[start of TEXT PASSAGE]

Pandas: DEPR: deprecate .ix

Created on 14 Sep 2016 · 22Comments · Source: pandas-dev/pandas

enough said.

Deprecate Indexing

Source

jreback

🎉5

Most helpful comment

Question on .ix deprecation-- suppose you want to set the first row of a DataFrame in a particular column with a value (assume that the index is not an Int64Index). Then you can currently use:

df.ix[0, 'colname'] = 5

In the future can you safely do:

df.iloc[0].loc['colname'] = 5

(this seems to beg for SettingWithCopyWarning)? Or is the only proper option going to be
df.loc[df.index[0], 'colname'] = 5
?

Liam3851 on 15 Sep 2016

👍3

All 22 comments

What is the suggested replacement for the deprecated .ix? Is it .loc?

For me .ix works 5-10% faster than .loc:

>>> df.shape
(10000, 211)

>>> df.index
CategoricalIndex(['A', 'A', 'A', 'A', 'A', 'A', 'A', 'A', 'A', 'A',
                  ...
                  'C', 'C', 'C', 'C', 'C', 'C', 'C', 'C', 'C', 'C'],
                 categories=['A', 'B', 'C'], ordered=False, dtype='category', length=10000)

>>> df.loc[['C']].shape
(8000, 211)

>>> %timeit df.loc['C']
100 loops, best of 3: 5.61 ms per loop

>>> %timeit df.ix['C']
100 loops, best of 3: 5.37 ms per loop

BTW, passing a list into the indexer adds another 25-50% overhead:

>>> %timeit df.loc['C']
100 loops, best of 3: 5.61 ms per loop

>>> %timeit df.loc[['C']]
100 loops, best of 3: 9.97 ms per loop

>>> %timeit df.ix['C']
100 loops, best of 3: 5.37 ms per loop

>>> %timeit df.ix[['C']]
100 loops, best of 3: 7.57 ms per loop

frol on 15 Sep 2016

yes .loc and .iloc are the expected replacements. Timings are expected to eventually be faster, though a single sub-millisecond access difference is pretty meaningless in any real usecase.

jreback on 15 Sep 2016

👎3 👍1

@jreback Having terabytes of data and processing it with a help of Dask DataFrame which uses Pandas DataFrames as chunks turns "milliseconds" into minutes...

frol on 15 Sep 2016

👎1

@frol doesn't matter how much data you have. you are almost certainly ineffeciently using indexing operations.

jreback on 15 Sep 2016

@frol the indexing code paths are going to be rewritten in C/C++ as part of the pandas 2.0 effort, so the microperformance should improve by a factor of 10 or more. Some refactoring or Cythonization may be able to give some quick perf wins in .loc or .iloc

wesm on 15 Sep 2016

Question on .ix deprecation-- suppose you want to set the first row of a DataFrame in a particular column with a value (assume that the index is not an Int64Index). Then you can currently use:

df.ix[0, 'colname'] = 5

In the future can you safely do:

df.iloc[0].loc['colname'] = 5

(this seems to beg for SettingWithCopyWarning)? Or is the only proper option going to be
df.loc[df.index[0], 'colname'] = 5
?

[end of TEXT PASSAGE]
[start of SUPPLIED ENTRIES]

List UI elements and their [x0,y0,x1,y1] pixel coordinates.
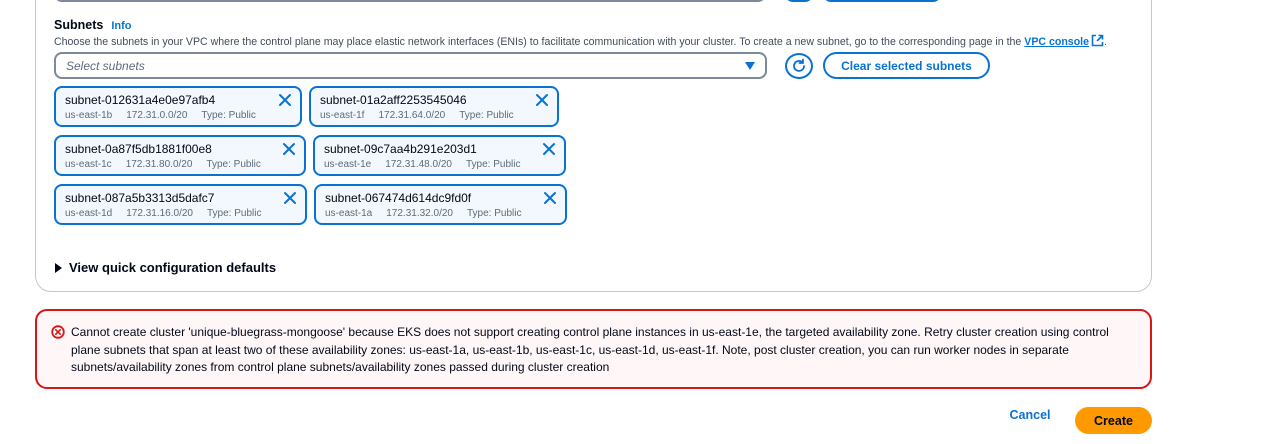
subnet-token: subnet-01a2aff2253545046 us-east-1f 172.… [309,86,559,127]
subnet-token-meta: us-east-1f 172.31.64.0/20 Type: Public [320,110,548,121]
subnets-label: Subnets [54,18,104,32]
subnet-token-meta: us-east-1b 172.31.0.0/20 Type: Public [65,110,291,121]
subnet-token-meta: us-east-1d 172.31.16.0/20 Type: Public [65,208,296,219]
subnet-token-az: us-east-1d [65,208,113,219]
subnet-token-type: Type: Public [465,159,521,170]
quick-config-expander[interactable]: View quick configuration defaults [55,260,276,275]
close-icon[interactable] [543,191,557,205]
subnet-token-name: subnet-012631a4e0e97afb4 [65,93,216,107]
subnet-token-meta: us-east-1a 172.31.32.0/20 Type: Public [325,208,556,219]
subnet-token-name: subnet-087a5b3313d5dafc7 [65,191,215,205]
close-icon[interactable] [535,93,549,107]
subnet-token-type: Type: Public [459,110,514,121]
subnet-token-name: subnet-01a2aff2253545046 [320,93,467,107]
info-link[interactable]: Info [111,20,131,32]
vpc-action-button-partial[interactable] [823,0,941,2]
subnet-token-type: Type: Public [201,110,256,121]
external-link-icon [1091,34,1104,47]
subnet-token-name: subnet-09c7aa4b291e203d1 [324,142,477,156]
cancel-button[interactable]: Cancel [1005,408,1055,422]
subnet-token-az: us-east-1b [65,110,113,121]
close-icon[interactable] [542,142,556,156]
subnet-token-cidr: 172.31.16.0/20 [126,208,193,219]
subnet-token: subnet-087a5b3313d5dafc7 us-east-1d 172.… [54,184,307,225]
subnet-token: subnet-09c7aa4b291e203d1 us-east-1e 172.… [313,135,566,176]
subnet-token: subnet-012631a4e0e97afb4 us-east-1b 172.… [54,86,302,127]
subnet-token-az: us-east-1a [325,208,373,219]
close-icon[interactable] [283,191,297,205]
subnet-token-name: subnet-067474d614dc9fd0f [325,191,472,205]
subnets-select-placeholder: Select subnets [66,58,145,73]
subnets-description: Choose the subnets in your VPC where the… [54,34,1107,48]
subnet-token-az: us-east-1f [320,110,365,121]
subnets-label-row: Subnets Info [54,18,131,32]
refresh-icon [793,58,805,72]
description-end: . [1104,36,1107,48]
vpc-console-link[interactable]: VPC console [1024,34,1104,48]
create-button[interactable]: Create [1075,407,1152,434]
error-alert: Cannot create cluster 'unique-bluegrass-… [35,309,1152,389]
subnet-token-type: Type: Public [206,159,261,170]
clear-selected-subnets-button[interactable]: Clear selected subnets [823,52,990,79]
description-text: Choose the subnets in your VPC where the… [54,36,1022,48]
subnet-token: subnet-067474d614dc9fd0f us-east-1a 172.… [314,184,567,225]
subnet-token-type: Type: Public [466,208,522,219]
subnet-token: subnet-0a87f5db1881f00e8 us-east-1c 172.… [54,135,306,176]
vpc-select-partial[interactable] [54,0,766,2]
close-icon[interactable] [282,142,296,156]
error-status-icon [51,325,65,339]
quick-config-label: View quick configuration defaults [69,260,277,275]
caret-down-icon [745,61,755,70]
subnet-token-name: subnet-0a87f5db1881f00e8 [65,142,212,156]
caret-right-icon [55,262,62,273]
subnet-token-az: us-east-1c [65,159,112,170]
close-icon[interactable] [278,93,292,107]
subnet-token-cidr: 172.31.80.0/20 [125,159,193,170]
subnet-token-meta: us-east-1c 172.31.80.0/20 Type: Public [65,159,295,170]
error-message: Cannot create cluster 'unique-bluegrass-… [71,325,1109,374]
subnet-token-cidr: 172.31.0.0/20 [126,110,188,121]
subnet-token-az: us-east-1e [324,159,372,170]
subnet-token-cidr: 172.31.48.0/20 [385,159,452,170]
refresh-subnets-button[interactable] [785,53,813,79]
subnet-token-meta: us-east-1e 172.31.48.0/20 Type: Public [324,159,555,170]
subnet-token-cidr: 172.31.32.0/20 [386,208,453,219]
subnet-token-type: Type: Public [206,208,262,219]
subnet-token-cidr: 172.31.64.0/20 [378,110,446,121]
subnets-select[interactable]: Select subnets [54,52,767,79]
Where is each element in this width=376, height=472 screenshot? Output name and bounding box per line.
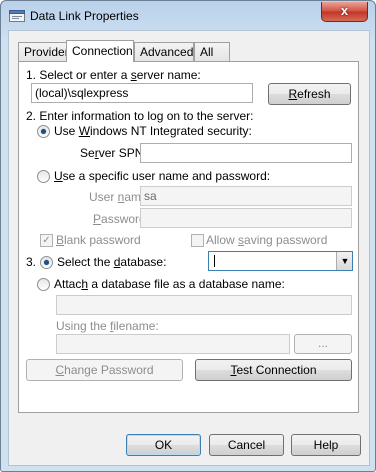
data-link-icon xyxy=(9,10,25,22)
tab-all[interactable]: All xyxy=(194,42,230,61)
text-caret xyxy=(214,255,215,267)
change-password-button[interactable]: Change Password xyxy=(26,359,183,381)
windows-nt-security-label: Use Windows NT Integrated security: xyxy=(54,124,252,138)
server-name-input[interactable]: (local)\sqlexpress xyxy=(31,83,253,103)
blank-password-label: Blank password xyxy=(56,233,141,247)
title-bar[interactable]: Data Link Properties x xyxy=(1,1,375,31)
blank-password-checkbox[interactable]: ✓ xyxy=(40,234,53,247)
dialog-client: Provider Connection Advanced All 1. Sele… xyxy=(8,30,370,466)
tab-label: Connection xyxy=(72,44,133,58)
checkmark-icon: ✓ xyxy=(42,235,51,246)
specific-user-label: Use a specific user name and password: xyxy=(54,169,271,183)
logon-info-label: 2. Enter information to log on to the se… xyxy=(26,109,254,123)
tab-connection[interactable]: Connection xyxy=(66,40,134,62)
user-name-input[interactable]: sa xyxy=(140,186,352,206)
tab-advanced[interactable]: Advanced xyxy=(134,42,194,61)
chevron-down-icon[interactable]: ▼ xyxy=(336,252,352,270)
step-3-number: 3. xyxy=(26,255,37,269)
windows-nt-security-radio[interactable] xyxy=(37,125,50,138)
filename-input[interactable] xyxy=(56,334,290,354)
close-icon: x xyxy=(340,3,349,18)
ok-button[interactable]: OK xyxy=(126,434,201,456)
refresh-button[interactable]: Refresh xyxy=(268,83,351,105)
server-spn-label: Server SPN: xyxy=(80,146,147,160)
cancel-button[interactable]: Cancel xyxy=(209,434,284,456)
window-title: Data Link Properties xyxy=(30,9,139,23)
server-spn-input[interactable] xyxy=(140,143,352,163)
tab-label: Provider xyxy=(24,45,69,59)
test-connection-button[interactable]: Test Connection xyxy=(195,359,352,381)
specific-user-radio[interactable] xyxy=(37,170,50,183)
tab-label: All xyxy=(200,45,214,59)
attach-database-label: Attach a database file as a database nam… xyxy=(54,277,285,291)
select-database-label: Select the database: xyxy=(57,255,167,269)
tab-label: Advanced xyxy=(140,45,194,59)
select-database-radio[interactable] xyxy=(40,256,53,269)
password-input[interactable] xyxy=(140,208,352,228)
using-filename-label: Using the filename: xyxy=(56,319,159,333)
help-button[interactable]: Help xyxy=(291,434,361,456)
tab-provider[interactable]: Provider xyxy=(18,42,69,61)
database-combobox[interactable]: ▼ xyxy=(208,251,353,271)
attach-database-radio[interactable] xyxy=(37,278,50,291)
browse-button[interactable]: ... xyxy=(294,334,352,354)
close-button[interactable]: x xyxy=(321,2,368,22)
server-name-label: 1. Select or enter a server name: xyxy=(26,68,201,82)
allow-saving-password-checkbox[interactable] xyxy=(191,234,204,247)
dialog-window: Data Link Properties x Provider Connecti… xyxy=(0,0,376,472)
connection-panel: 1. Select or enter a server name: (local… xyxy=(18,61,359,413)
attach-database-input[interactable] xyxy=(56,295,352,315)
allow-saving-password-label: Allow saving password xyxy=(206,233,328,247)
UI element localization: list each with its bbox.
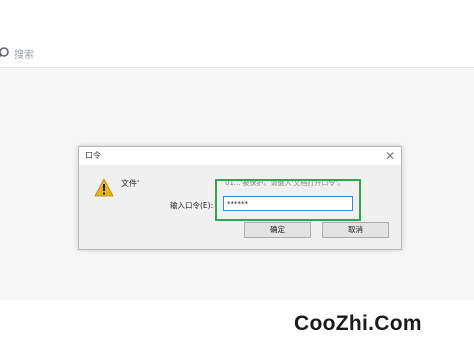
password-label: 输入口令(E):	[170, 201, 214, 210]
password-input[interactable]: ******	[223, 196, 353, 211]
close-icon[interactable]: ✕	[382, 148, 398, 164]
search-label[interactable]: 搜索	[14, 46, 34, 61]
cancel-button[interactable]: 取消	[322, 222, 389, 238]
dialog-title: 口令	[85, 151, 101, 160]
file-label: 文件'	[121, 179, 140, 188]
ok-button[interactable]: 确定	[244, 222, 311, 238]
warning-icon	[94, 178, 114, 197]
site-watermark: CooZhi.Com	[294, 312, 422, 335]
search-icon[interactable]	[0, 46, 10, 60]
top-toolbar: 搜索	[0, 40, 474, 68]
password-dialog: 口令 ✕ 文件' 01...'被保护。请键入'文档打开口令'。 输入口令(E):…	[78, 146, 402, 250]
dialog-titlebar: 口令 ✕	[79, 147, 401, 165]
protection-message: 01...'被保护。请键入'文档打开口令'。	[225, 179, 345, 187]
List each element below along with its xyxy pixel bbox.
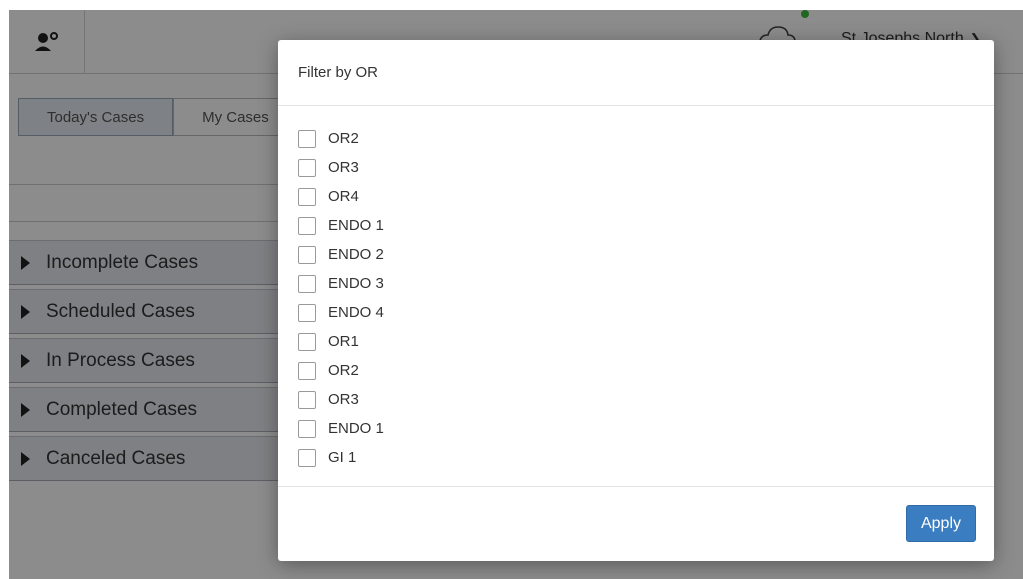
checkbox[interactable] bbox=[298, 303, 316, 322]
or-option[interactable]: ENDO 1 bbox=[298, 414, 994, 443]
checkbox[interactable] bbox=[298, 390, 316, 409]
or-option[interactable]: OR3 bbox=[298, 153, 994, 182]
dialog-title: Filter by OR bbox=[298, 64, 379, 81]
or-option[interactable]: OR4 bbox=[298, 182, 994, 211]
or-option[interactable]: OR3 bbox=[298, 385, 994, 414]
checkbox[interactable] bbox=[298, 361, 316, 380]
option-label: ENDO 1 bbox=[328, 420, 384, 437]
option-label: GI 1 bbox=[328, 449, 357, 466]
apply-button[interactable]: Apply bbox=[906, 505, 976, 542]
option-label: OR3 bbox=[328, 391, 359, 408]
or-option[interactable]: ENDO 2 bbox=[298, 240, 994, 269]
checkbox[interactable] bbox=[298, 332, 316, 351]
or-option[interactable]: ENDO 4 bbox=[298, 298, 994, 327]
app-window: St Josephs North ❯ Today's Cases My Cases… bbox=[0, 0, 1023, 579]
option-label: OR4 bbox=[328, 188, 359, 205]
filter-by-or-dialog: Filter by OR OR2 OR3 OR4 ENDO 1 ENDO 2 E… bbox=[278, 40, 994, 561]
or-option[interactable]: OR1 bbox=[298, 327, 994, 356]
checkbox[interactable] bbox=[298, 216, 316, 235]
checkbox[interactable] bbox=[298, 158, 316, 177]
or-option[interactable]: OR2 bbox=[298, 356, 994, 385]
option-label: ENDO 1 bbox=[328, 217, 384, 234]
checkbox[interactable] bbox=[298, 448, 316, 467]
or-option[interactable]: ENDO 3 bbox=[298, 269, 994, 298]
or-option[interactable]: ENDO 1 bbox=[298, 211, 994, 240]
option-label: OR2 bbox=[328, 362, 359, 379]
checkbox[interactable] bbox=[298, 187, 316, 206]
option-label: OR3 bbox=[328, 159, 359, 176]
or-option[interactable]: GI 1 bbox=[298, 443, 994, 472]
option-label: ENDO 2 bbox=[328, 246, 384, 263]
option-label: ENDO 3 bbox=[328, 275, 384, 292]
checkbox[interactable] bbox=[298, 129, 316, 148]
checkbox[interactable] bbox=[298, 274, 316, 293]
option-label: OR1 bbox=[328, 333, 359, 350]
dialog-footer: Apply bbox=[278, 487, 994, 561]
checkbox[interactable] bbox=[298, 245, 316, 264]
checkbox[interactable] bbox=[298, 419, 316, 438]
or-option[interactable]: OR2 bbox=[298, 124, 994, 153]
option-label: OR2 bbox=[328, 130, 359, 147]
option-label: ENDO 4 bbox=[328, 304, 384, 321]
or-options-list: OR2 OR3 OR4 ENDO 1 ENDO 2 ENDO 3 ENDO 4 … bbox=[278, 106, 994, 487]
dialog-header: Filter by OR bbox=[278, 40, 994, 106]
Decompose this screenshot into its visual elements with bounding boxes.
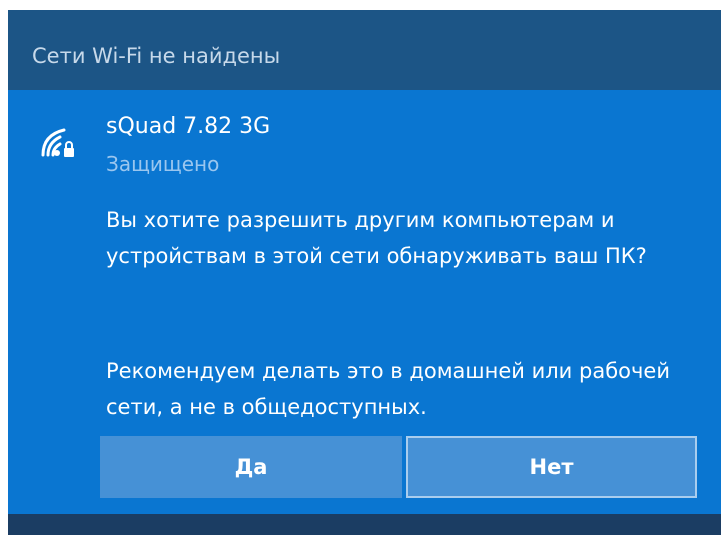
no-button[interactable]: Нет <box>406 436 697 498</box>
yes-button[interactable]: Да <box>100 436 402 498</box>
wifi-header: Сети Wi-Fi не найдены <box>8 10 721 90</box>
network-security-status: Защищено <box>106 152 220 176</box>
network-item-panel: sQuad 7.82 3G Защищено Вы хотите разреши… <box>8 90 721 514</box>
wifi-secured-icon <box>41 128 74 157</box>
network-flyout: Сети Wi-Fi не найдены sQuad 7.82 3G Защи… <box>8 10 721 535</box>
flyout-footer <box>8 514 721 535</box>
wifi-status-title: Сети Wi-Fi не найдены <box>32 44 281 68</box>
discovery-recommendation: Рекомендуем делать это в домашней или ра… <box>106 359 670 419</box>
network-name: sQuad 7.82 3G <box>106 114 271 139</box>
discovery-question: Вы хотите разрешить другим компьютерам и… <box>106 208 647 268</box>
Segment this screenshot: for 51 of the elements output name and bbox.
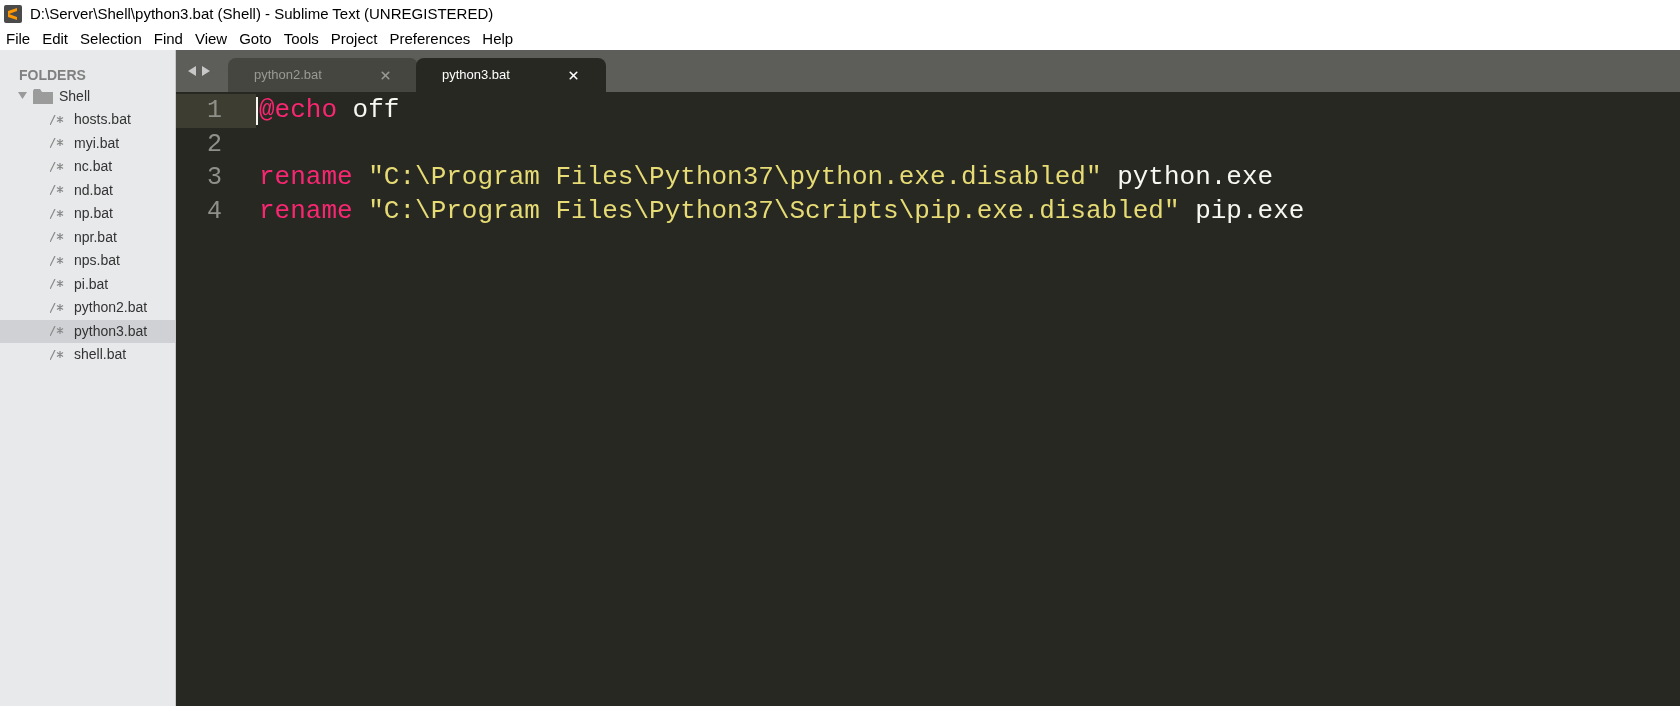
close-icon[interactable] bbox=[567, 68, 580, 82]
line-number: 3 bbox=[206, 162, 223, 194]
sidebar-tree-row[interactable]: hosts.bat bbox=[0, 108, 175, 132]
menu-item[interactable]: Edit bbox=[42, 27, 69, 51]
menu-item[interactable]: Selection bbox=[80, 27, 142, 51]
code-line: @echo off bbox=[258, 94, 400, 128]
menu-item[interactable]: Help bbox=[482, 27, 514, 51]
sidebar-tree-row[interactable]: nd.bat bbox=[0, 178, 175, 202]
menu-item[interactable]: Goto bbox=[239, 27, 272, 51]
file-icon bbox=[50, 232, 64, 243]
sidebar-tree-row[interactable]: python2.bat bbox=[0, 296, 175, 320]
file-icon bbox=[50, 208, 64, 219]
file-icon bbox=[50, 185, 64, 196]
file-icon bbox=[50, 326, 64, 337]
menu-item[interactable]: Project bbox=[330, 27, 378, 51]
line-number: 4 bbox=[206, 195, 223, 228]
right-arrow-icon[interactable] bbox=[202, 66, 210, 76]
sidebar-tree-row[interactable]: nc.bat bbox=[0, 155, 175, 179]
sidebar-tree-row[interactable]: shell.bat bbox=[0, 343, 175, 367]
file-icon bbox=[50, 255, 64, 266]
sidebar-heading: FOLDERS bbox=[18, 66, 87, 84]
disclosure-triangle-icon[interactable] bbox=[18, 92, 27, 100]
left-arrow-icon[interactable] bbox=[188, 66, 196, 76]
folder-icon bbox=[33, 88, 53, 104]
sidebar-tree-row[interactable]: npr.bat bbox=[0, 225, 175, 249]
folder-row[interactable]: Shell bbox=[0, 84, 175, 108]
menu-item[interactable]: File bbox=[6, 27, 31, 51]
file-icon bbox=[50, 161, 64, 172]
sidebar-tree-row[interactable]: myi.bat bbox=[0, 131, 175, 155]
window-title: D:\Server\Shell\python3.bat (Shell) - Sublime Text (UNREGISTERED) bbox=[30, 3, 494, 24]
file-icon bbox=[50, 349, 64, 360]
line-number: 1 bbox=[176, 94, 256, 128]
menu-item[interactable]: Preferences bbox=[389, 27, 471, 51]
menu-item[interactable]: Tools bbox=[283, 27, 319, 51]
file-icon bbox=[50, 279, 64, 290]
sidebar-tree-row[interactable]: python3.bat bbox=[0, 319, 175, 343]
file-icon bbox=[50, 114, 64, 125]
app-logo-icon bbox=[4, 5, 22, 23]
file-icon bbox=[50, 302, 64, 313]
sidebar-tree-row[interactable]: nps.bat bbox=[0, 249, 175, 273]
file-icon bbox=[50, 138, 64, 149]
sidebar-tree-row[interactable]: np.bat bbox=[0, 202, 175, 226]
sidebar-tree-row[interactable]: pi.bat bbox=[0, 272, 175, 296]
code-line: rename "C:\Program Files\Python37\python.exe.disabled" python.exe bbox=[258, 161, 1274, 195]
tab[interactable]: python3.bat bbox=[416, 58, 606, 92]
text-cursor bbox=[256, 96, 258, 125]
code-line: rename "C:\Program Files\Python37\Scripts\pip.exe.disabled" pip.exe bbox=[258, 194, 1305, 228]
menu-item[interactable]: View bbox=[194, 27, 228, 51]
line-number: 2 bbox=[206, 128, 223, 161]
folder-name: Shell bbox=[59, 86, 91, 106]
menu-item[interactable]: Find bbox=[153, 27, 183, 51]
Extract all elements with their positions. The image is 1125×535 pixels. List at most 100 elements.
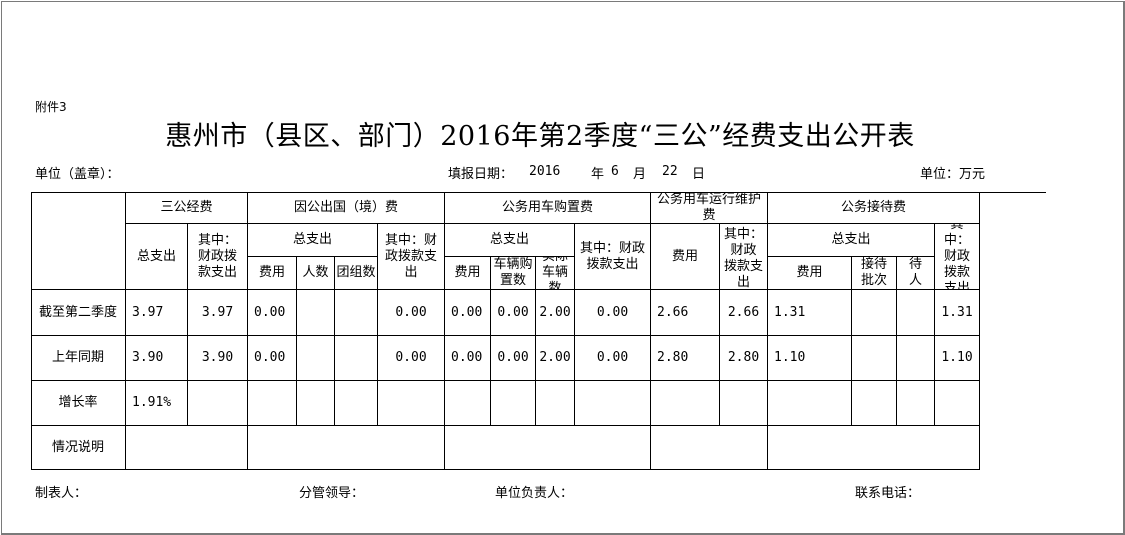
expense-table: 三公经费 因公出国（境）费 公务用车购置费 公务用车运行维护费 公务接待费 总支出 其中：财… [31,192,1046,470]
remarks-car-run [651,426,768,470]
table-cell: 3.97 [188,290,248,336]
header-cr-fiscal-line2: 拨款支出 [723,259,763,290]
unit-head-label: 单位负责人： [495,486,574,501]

[end of SUPPLIED ENTRIES]

== TASKS FOR THIS EXERCISE ==
(a) According to the .ix deprecation thread, which indexers are the expected replacements for .ix?
(b) Summarize the .ix deprecation thread in two sentences.

== EXPECTED RESPONSES ==
(a) .loc and .iloc

(b) The thread, created on 14 Sep 2016, proposes deprecating the .ix indexer in pandas, and jreback states that .loc and .iloc are the expected replacements. When frol reports that .ix runs 5-10% faster than .loc, wesm replies that the indexing code paths will be rewritten in C/C++ as part of the pandas 2.0 effort, and Liam3851 asks how to set a value in the first row of a particular column without .ix.